CA PARIS (pôle 4 ch. 9), 16 mai 2013
CERCLAB - DOCUMENT N° 4472
CA PARIS (pôle 4 ch. 9), 16 mai 2013 : RG n° 11/21851
Publication : Jurica
Extrait : « Qu'en l'état de ces éléments, il ressort donc que le premier juge a statué ultra petita en condamnant la société MÉDIATIS au remboursement des intérêts réglés au titre du contrat de crédit, alors qu'il n'était saisi que d'une demande de suspension provisoire de l'obligation de remboursement du crédit en cause ».
RÉPUBLIQUE FRANÇAISE
AU NOM DU PEUPLE FRANÇAIS
COUR D’APPEL DE PARIS
PÔLE 4 CHAMBRE 9
ARRÊT DU 16 MAI 2013
ÉLÉMENTS D’IDENTIFICATION DE LA DÉCISION (N.B. : mention ne figurant pas sur l’original)
R.G. n° 11/21851. Décision déférée à la Cour : Jugement du 27 octobre 2011 - Tribunal d'Instance d'AUXERRE - RG n° 11-11-000244.
APPELANTE :
SA LASER COFINOGA venant aux droits et obligations de la société MEDIATIS,
représentée par son Président du Conseil d'Administration, son Directeur général et tous représentants légaux domiciliés audit siège en cette qualité. Représentée par la SCP MIREILLE GARNIER en la personne de Maître Mireille GARNIER (avocats au barreau de PARIS, toque : J136), Assistée de Maître Rudy FARIA (avocat au barreau de SENS)
INTIMÉE :
Madame X.
Représentée par la SELARL RECAMIER AVOCATS ASSOCIES en la personne de Maître Benoît HENRY (avocats au barreau de PARIS, toque : K0148)
COMPOSITION DE LA COUR : L'affaire a été débattue le 2 avril 2013, en audience publique, devant la Cour composée de : Mme Patricia LEFEVRE, Conseillère, Madame Joëlle CLÉROY, Conseillère, Madame Patricia GRASSO, Conseillère, qui en ont délibéré
Greffier, lors des débats : Mme Léna ETIENNE
ARRÊT : CONTRADICTOIRE - par mise à disposition de l'arrêt au greffe de la Cour, les parties en ayant été préalablement avisées dans les conditions prévues au deuxième alinéa de l’article 450 du code de procédure civile. - signé par Mme Patricia LEFEVRE, faisant fonction de président et par Mme Léna ETIENNE, greffier présent lors du prononcé.
EXPOSÉ DU LITIGE (N.B. : mention ne figurant pas sur l’original)

PETIT EXERCICE 1 → Quelles sont les trois conseillères qui composaient la Cour lors des débats, d'après l'arrêt ?
PETIT EXERCICE 2 → Poursuivez l'arrêt de la cour d'appel de Paris après sa dernière ligne.

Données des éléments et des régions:
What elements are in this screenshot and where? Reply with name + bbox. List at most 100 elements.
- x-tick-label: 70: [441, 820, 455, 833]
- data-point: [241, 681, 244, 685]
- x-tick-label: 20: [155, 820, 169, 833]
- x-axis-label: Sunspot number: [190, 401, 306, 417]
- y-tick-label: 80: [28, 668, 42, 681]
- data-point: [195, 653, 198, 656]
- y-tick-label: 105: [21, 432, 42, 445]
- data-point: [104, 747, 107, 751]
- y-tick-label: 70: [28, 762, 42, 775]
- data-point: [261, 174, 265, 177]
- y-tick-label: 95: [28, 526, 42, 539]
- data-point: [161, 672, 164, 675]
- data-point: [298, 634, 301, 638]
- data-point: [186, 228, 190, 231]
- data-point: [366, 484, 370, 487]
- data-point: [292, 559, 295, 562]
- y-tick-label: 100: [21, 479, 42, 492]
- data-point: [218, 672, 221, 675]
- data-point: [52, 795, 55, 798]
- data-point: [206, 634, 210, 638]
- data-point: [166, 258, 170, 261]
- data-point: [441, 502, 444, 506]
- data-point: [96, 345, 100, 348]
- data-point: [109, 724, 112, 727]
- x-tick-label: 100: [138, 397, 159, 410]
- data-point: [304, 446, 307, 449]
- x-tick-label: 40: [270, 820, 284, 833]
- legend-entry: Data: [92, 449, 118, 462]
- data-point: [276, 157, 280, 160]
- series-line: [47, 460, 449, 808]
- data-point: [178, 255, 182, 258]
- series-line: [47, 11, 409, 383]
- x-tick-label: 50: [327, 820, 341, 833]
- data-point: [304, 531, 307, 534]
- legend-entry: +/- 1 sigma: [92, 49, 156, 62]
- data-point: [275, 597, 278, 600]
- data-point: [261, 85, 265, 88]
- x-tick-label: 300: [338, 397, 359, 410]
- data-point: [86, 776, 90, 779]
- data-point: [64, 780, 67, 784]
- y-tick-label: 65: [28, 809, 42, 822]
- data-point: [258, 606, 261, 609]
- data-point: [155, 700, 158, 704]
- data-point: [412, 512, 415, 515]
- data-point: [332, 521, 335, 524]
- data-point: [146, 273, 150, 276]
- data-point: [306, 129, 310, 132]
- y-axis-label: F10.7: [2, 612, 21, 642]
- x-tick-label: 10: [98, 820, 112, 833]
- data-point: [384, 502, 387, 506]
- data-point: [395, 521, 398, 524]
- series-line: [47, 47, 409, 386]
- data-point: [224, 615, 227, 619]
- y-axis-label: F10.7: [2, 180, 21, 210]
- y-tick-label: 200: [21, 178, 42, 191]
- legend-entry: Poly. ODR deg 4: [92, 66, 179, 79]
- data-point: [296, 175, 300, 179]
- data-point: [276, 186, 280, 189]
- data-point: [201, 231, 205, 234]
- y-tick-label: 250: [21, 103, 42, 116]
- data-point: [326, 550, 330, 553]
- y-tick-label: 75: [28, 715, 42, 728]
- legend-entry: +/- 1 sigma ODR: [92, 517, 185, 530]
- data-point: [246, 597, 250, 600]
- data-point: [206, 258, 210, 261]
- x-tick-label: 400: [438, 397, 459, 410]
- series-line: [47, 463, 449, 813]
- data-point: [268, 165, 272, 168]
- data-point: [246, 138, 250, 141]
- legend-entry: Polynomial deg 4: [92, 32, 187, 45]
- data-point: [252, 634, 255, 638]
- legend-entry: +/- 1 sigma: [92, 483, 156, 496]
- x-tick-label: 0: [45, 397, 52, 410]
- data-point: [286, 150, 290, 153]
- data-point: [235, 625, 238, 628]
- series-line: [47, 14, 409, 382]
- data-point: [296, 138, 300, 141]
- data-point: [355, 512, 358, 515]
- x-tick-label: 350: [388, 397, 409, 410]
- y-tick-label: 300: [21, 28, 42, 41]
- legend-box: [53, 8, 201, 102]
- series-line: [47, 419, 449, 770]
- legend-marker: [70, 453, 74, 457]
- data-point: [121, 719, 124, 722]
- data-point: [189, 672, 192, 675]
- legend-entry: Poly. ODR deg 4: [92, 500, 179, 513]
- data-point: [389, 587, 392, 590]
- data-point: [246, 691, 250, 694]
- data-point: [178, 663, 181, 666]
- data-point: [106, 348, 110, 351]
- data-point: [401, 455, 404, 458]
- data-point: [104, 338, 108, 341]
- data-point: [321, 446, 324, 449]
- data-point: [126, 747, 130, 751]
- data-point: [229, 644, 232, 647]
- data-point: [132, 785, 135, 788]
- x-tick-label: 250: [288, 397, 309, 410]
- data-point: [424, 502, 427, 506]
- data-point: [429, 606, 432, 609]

RÉPONSE 1 → Mme Patricia LEFEVRE, Madame Joëlle CLÉROY et Madame Patricia GRASSO.

RÉPONSE 2 →
Suivant acte sous seing privé du 2 juin 2002 Madame X. a souscrit auprès de la société MÉDIATIS, un contrat de crédit utilisable par fractions d'un montant de 9.000 euros dans la limite d'un montant maximum autorisé de 12.500 euros, un avenant ayant été régularisé en date du 26 février 2006 augmentant à 10.000 euros la fraction disponible dans un montant maximum de crédit autorisé de 21.500 euros.
Par jugement réputé contradictoire du 27 octobre 2011 le tribunal d'instance d'Auxerre, indiquant avoir été saisi par déclaration au greffe du 20 mai 2011 de Madame X. « aux fins d'obtenir des détails sur les sommes exactes qu'elle devait aux organismes CÉTELEM et MÉDIATIS ainsi que le cas échéant obtenir des délais de paiement », a au terme de son dispositif statué comme suit :
«- constate le désistement de Madame X. à l'égard de CÉTELEM aux droits duquel vient BNP PARIBAS.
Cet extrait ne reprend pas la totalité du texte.